▸ What you will do:
Pull out each line of the records holding the string "screenshot".

— BEGIN Dataset records —

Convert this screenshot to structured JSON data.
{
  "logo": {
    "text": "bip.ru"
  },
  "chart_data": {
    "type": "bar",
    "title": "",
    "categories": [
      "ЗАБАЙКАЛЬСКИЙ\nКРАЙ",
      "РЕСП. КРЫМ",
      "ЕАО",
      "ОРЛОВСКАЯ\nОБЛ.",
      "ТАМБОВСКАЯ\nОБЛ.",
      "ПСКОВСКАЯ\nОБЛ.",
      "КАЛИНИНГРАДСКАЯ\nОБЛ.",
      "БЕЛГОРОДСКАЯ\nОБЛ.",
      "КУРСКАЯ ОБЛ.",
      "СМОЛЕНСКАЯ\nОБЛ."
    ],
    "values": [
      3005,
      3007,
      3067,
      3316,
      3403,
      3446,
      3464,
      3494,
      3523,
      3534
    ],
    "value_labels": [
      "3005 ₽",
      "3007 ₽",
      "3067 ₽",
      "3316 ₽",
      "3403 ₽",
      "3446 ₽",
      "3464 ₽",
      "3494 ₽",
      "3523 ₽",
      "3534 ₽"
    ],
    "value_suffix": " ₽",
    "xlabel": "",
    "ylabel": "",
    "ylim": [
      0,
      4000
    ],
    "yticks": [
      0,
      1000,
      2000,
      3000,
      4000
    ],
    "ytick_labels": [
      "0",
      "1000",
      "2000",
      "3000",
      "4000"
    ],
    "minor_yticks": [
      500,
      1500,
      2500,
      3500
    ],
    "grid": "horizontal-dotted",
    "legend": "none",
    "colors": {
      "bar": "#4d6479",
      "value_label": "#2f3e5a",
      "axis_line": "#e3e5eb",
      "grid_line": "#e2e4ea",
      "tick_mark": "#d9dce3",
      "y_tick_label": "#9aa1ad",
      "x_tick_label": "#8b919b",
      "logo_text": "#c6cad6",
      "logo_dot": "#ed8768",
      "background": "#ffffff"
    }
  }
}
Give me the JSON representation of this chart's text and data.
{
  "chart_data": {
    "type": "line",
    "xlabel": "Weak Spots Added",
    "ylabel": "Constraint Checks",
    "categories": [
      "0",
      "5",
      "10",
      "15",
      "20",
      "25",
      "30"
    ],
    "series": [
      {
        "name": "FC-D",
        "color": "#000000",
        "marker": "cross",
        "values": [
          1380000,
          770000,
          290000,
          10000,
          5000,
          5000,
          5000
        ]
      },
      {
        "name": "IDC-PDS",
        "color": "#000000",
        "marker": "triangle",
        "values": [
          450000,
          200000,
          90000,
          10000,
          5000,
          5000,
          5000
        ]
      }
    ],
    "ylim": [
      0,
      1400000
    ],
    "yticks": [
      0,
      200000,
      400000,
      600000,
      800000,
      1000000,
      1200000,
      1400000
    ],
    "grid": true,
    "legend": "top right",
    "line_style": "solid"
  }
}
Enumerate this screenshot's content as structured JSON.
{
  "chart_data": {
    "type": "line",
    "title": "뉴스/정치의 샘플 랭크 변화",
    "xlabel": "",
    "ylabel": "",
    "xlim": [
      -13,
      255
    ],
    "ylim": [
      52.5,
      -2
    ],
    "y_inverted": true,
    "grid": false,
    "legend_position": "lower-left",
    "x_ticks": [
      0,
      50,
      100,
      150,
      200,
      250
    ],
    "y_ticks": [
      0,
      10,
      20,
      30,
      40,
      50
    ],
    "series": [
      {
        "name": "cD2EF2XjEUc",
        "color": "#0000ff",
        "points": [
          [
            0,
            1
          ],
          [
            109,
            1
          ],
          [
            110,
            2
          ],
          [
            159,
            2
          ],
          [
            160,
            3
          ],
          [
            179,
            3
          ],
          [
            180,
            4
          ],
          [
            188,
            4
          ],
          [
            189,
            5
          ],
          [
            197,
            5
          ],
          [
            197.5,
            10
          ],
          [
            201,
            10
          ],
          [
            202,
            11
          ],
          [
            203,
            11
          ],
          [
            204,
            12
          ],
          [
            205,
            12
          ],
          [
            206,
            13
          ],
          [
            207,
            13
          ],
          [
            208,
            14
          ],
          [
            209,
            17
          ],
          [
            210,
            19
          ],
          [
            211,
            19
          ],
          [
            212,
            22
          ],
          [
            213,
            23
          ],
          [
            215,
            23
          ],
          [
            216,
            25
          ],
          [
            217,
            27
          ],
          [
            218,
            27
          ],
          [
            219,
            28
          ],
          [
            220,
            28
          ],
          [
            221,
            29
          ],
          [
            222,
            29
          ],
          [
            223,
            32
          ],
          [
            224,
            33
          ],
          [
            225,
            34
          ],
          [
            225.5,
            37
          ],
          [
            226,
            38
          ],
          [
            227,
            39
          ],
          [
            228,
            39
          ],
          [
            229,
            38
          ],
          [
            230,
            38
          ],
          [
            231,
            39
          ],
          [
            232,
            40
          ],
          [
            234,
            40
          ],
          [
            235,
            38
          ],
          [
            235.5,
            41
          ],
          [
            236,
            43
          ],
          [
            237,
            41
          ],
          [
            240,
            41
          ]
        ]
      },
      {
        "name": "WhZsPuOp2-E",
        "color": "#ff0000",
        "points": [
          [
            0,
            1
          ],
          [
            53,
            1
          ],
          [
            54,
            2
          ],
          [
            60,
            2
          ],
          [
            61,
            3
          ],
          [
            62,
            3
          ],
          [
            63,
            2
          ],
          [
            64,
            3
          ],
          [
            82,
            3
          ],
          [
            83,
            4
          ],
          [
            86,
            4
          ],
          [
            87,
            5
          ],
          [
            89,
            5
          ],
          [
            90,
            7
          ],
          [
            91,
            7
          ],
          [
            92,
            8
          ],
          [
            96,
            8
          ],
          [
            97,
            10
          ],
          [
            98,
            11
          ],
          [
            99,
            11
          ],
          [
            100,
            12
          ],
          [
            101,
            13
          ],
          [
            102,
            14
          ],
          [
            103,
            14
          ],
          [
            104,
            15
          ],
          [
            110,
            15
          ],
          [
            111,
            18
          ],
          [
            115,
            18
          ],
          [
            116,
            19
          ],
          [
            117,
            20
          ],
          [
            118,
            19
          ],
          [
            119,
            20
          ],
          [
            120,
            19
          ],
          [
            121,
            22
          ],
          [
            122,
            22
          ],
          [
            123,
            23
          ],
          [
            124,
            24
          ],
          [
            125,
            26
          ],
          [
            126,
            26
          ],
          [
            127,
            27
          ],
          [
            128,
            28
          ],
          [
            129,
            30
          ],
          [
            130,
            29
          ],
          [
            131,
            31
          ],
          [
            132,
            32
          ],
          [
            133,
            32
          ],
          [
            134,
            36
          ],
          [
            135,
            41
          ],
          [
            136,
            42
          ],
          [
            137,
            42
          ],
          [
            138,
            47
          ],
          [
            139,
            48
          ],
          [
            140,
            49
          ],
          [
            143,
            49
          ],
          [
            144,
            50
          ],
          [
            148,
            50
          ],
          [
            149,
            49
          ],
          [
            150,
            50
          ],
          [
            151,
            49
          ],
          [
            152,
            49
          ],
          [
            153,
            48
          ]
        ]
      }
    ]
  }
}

— END Dataset records —

▸ Full response:
Convert this screenshot to structured JSON data.
Enumerate this screenshot's content as structured JSON.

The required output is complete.